(Dataset records)
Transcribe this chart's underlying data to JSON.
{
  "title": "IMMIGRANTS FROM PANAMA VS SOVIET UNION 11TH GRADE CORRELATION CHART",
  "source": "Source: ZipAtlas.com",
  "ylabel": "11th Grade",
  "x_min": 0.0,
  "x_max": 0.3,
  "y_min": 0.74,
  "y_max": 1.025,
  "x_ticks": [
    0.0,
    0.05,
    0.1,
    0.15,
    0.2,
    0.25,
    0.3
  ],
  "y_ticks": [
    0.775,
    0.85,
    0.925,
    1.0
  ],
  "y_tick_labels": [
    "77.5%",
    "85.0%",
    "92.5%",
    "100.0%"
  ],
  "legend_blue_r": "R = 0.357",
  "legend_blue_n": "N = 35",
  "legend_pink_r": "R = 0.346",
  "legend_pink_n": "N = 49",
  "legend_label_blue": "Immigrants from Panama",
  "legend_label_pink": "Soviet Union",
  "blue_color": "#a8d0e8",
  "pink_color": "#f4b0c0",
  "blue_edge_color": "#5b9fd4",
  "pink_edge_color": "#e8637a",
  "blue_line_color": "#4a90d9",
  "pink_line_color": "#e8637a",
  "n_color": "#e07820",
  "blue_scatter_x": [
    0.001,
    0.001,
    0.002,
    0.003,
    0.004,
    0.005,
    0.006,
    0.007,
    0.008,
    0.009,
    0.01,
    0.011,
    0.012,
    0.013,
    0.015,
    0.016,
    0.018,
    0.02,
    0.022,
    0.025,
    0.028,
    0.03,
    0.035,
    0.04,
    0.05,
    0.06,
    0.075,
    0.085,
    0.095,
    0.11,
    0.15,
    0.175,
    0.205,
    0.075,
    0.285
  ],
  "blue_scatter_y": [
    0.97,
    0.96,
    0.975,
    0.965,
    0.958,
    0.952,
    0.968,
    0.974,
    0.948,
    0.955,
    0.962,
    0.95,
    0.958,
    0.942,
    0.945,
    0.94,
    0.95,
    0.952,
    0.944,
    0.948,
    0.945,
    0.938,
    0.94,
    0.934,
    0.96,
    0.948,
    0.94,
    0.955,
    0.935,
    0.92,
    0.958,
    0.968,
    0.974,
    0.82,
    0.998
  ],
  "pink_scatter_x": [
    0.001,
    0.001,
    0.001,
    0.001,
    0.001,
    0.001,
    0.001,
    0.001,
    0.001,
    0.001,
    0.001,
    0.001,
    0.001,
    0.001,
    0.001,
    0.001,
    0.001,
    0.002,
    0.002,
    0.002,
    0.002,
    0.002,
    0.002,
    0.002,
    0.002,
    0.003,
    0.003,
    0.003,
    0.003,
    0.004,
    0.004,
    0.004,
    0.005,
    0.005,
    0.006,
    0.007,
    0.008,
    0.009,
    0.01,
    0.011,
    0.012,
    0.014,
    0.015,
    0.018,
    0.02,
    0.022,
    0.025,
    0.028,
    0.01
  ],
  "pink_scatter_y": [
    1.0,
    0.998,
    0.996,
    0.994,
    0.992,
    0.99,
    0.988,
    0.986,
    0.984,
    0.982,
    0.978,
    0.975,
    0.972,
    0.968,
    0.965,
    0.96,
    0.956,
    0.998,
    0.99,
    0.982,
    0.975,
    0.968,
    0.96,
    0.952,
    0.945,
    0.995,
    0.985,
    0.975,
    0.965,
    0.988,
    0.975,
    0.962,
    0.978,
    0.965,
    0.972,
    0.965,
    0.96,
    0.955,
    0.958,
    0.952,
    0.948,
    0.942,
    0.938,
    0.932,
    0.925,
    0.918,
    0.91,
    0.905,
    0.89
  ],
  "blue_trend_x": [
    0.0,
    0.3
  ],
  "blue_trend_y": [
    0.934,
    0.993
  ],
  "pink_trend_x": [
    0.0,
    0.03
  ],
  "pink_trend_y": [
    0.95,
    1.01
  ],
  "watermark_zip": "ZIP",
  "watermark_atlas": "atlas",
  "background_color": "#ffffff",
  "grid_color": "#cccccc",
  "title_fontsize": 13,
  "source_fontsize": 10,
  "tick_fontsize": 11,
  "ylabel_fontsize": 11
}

→ **Exercise description**: All of the entries above should be written out again exactly.

→ **Answer for the task**:
Transcribe this chart's underlying data to JSON.
{
  "title": "IMMIGRANTS FROM PANAMA VS SOVIET UNION 11TH GRADE CORRELATION CHART",
  "source": "Source: ZipAtlas.com",
  "ylabel": "11th Grade",
  "x_min": 0.0,
  "x_max": 0.3,
  "y_min": 0.74,
  "y_max": 1.025,
  "x_ticks": [
    0.0,
    0.05,
    0.1,
    0.15,
    0.2,
    0.25,
    0.3
  ],
  "y_ticks": [
    0.775,
    0.85,
    0.925,
    1.0
  ],
  "y_tick_labels": [
    "77.5%",
    "85.0%",
    "92.5%",
    "100.0%"
  ],
  "legend_blue_r": "R = 0.357",
  "legend_blue_n": "N = 35",
  "legend_pink_r": "R = 0.346",
  "legend_pink_n": "N = 49",
  "legend_label_blue": "Immigrants from Panama",
  "legend_label_pink": "Soviet Union",
  "blue_color": "#a8d0e8",
  "pink_color": "#f4b0c0",
  "blue_edge_color": "#5b9fd4",
  "pink_edge_color": "#e8637a",
  "blue_line_color": "#4a90d9",
  "pink_line_color": "#e8637a",
  "n_color": "#e07820",
  "blue_scatter_x": [
    0.001,
    0.001,
    0.002,
    0.003,
    0.004,
    0.005,
    0.006,
    0.007,
    0.008,
    0.009,
    0.01,
    0.011,
    0.012,
    0.013,
    0.015,
    0.016,
    0.018,
    0.02,
    0.022,
    0.025,
    0.028,
    0.03,
    0.035,
    0.04,
    0.05,
    0.06,
    0.075,
    0.085,
    0.095,
    0.11,
    0.15,
    0.175,
    0.205,
    0.075,
    0.285
  ],
  "blue_scatter_y": [
    0.97,
    0.96,
    0.975,
    0.965,
    0.958,
    0.952,
    0.968,
    0.974,
    0.948,
    0.955,
    0.962,
    0.95,
    0.958,
    0.942,
    0.945,
    0.94,
    0.95,
    0.952,
    0.944,
    0.948,
    0.945,
    0.938,
    0.94,
    0.934,
    0.96,
    0.948,
    0.94,
    0.955,
    0.935,
    0.92,
    0.958,
    0.968,
    0.974,
    0.82,
    0.998
  ],
  "pink_scatter_x": [
    0.001,
    0.001,
    0.001,
    0.001,
    0.001,
    0.001,
    0.001,
    0.001,
    0.001,
    0.001,
    0.001,
    0.001,
    0.001,
    0.001,
    0.001,
    0.001,
    0.001,
    0.002,
    0.002,
    0.002,
    0.002,
    0.002,
    0.002,
    0.002,
    0.002,
    0.003,
    0.003,
    0.003,
    0.003,
    0.004,
    0.004,
    0.004,
    0.005,
    0.005,
    0.006,
    0.007,
    0.008,
    0.009,
    0.01,
    0.011,
    0.012,
    0.014,
    0.015,
    0.018,
    0.02,
    0.022,
    0.025,
    0.028,
    0.01
  ],
  "pink_scatter_y": [
    1.0,
    0.998,
    0.996,
    0.994,
    0.992,
    0.99,
    0.988,
    0.986,
    0.984,
    0.982,
    0.978,
    0.975,
    0.972,
    0.968,
    0.965,
    0.96,
    0.956,
    0.998,
    0.99,
    0.982,
    0.975,
    0.968,
    0.96,
    0.952,
    0.945,
    0.995,
    0.985,
    0.975,
    0.965,
    0.988,
    0.975,
    0.962,
    0.978,
    0.965,
    0.972,
    0.965,
    0.96,
    0.955,
    0.958,
    0.952,
    0.948,
    0.942,
    0.938,
    0.932,
    0.925,
    0.918,
    0.91,
    0.905,
    0.89
  ],
  "blue_trend_x": [
    0.0,
    0.3
  ],
  "blue_trend_y": [
    0.934,
    0.993
  ],
  "pink_trend_x": [
    0.0,
    0.03
  ],
  "pink_trend_y": [
    0.95,
    1.01
  ],
  "watermark_zip": "ZIP",
  "watermark_atlas": "atlas",
  "background_color": "#ffffff",
  "grid_color": "#cccccc",
  "title_fontsize": 13,
  "source_fontsize": 10,
  "tick_fontsize": 11,
  "ylabel_fontsize": 11
}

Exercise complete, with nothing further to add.